* _Task objective_
Go through the listing and return every line with "main" in it.

Dataset items:
────────────────

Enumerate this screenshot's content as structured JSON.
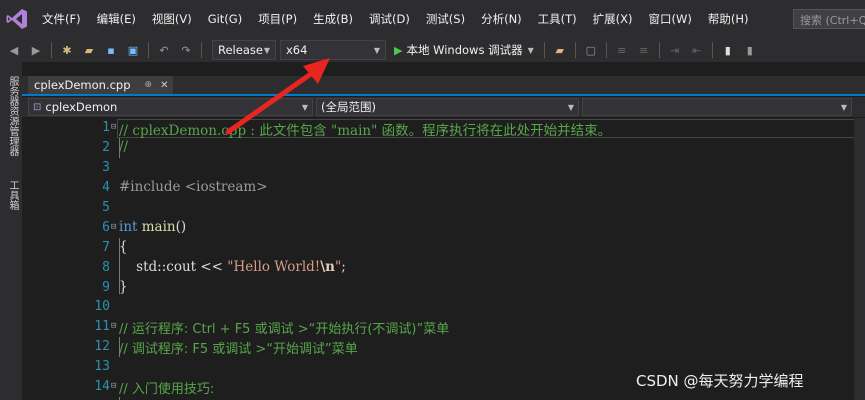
{
  "menu": {
    "items": [
      "文件(F)",
      "编辑(E)",
      "视图(V)",
      "Git(G)",
      "项目(P)",
      "生成(B)",
      "调试(D)",
      "测试(S)",
      "分析(N)",
      "工具(T)",
      "扩展(X)",
      "窗口(W)",
      "帮助(H)"
    ],
    "search_placeholder": "搜索 (Ctrl+Q)"
  },
  "toolbar": {
    "configuration": "Release",
    "platform": "x64",
    "run_label": "本地 Windows 调试器"
  },
  "side_panels": [
    "服务器资源管理器",
    "工具箱"
  ],
  "tab": {
    "filename": "cplexDemon.cpp"
  },
  "navbar": {
    "project": "cplexDemon",
    "scope": "(全局范围)"
  },
  "editor": {
    "line_numbers": [
      "1",
      "2",
      "3",
      "4",
      "5",
      "6",
      "7",
      "8",
      "9",
      "10",
      "11",
      "12",
      "13",
      "14"
    ],
    "lines": {
      "l1": "// cplexDemon.cpp : 此文件包含 \"main\" 函数。程序执行将在此处开始并结束。",
      "l2": "//",
      "l4": "#include <iostream>",
      "l6_kw": "int",
      "l6_fn": " main",
      "l6_rest": "()",
      "l7": "{",
      "l8_a": "    std::cout << ",
      "l8_str1": "\"Hello World!",
      "l8_esc": "\\n",
      "l8_str2": "\"",
      "l8_end": ";",
      "l9": "}",
      "l11": "// 运行程序: Ctrl + F5 或调试 >“开始执行(不调试)”菜单",
      "l12": "// 调试程序: F5 或调试 >“开始调试”菜单",
      "l14": "// 入门使用技巧:"
    }
  },
  "watermark": "CSDN @每天努力学编程",
  "colors": {
    "comment": "#57a64a",
    "keyword": "#569cd6",
    "line_number": "#2b91af",
    "annotation_arrow": "#e8251f"
  }
}
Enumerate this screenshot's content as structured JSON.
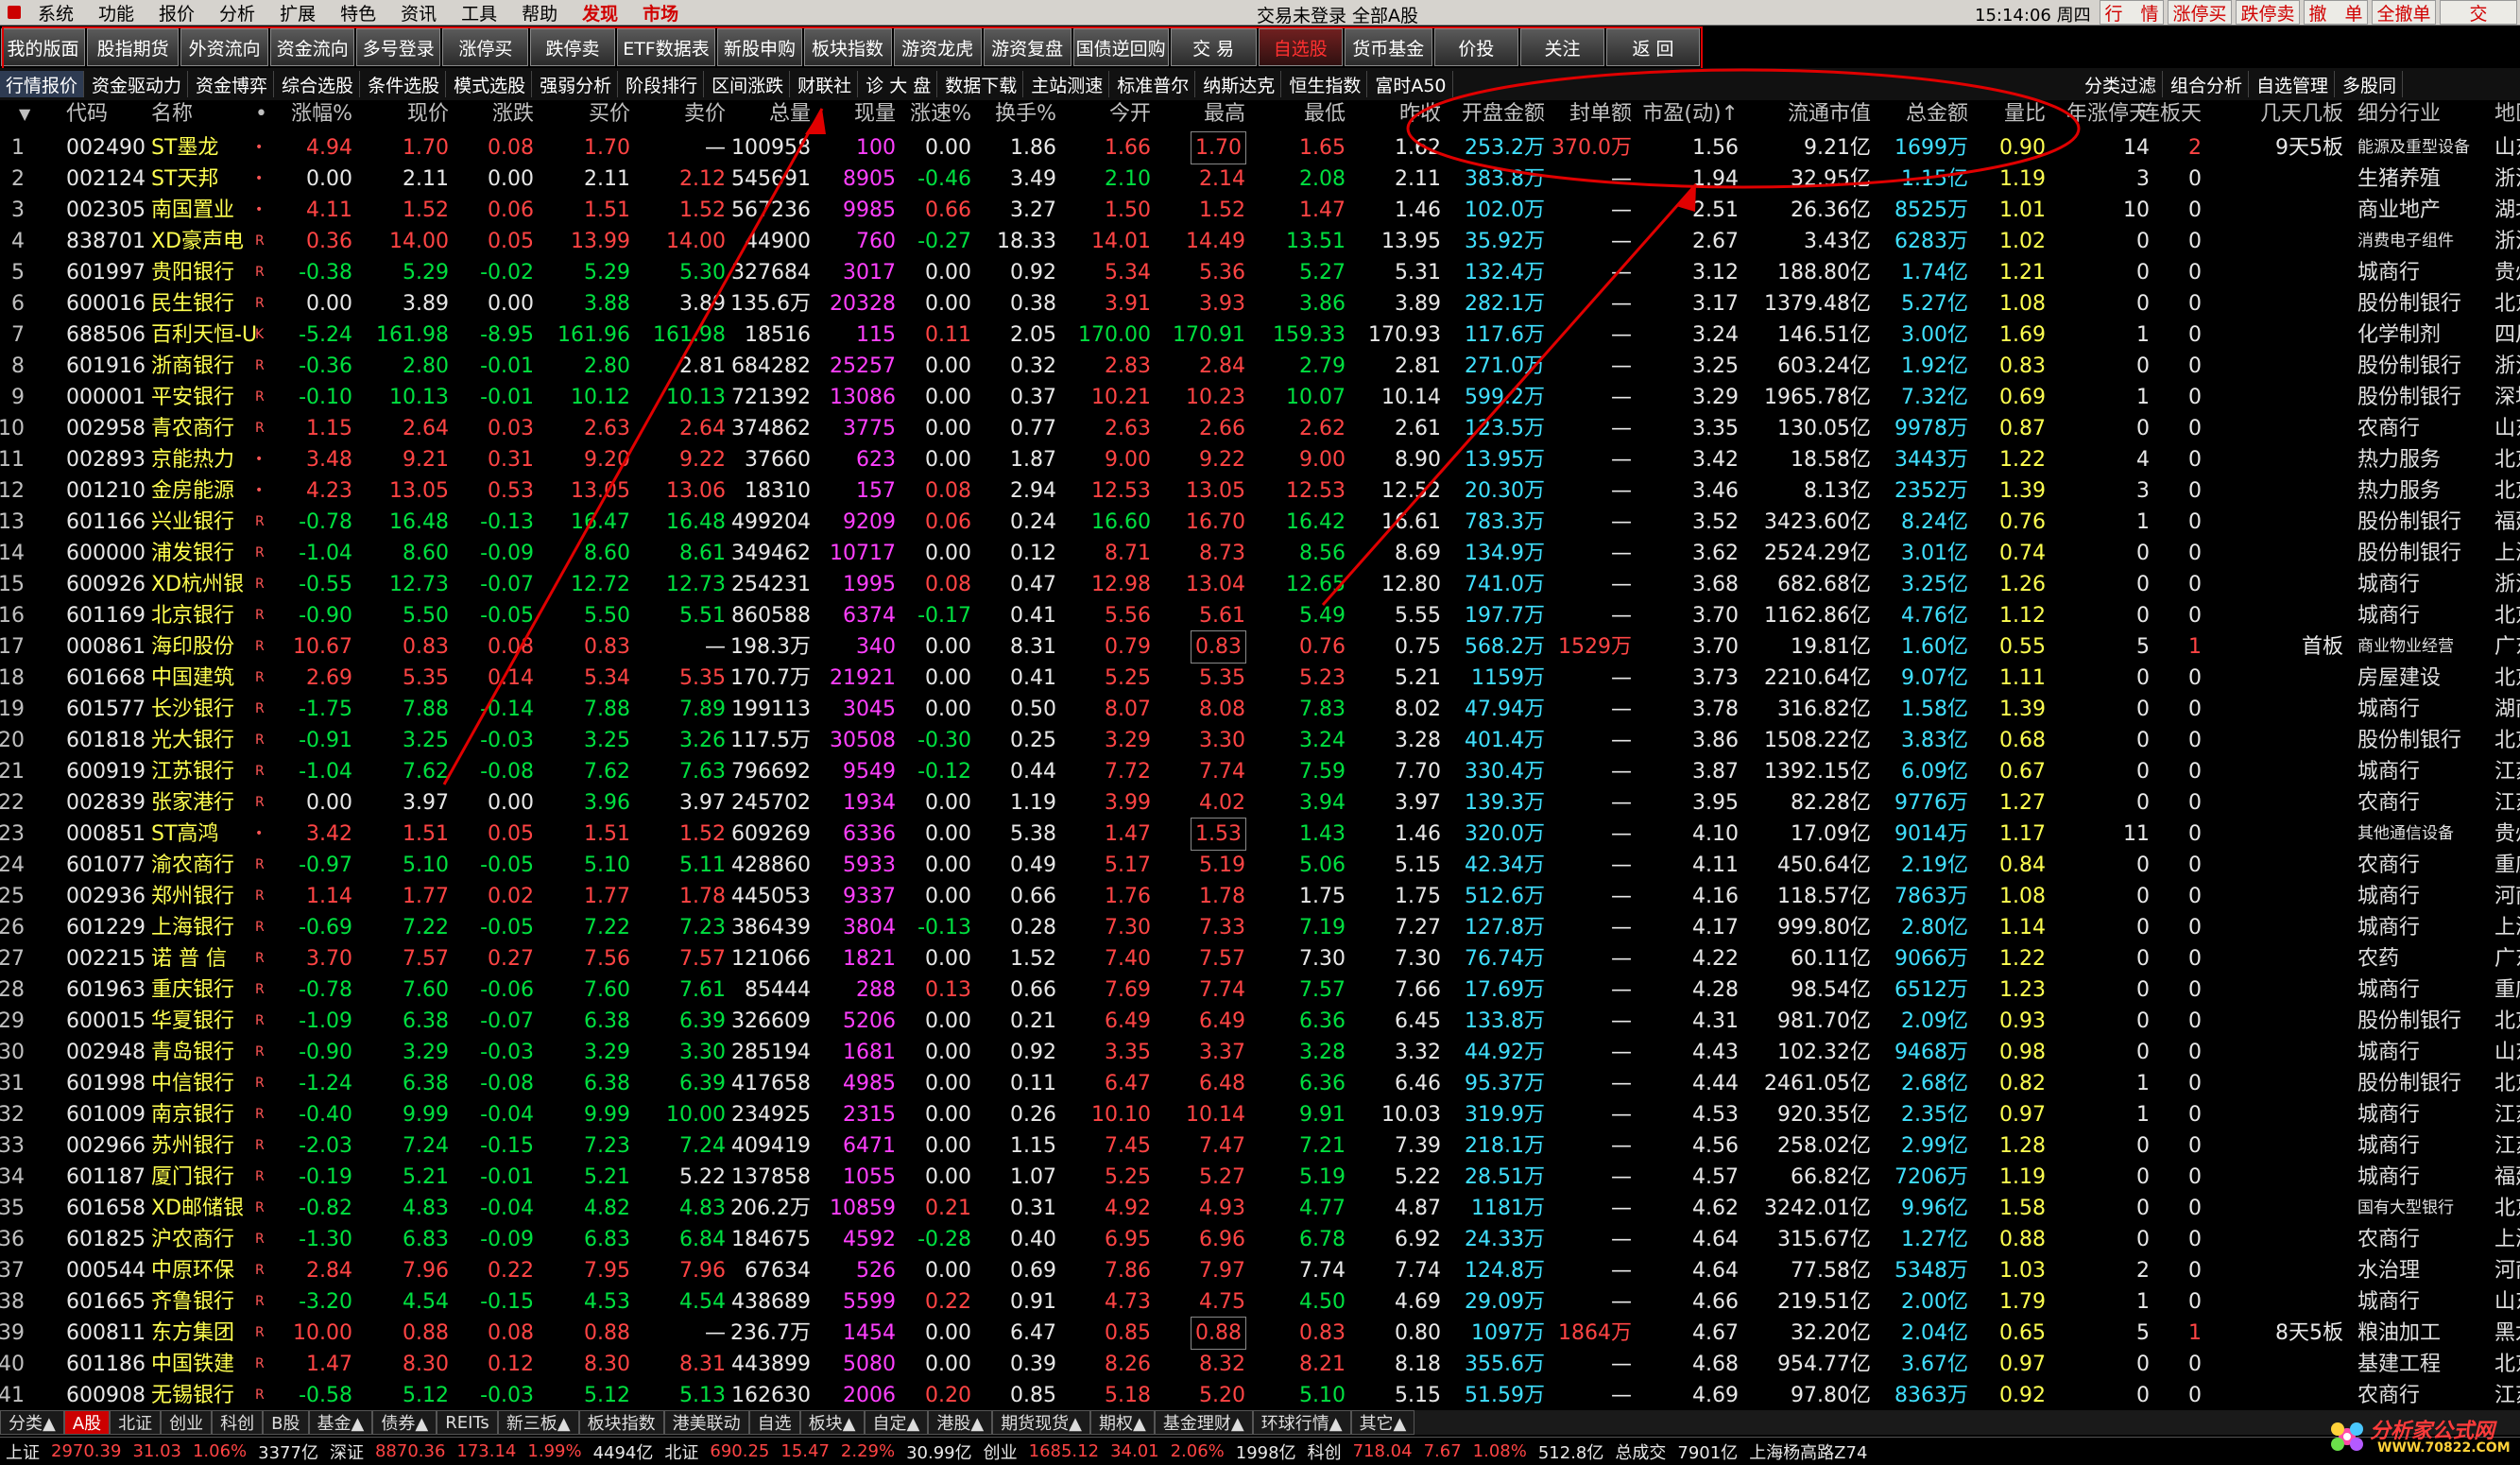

────────────────

* _Finished answer_
      "l1": "// cplexDemon.cpp : 此文件包含 \"main\" 函数。程序执行将在此处开始并结束。",
      "l6_fn": " main",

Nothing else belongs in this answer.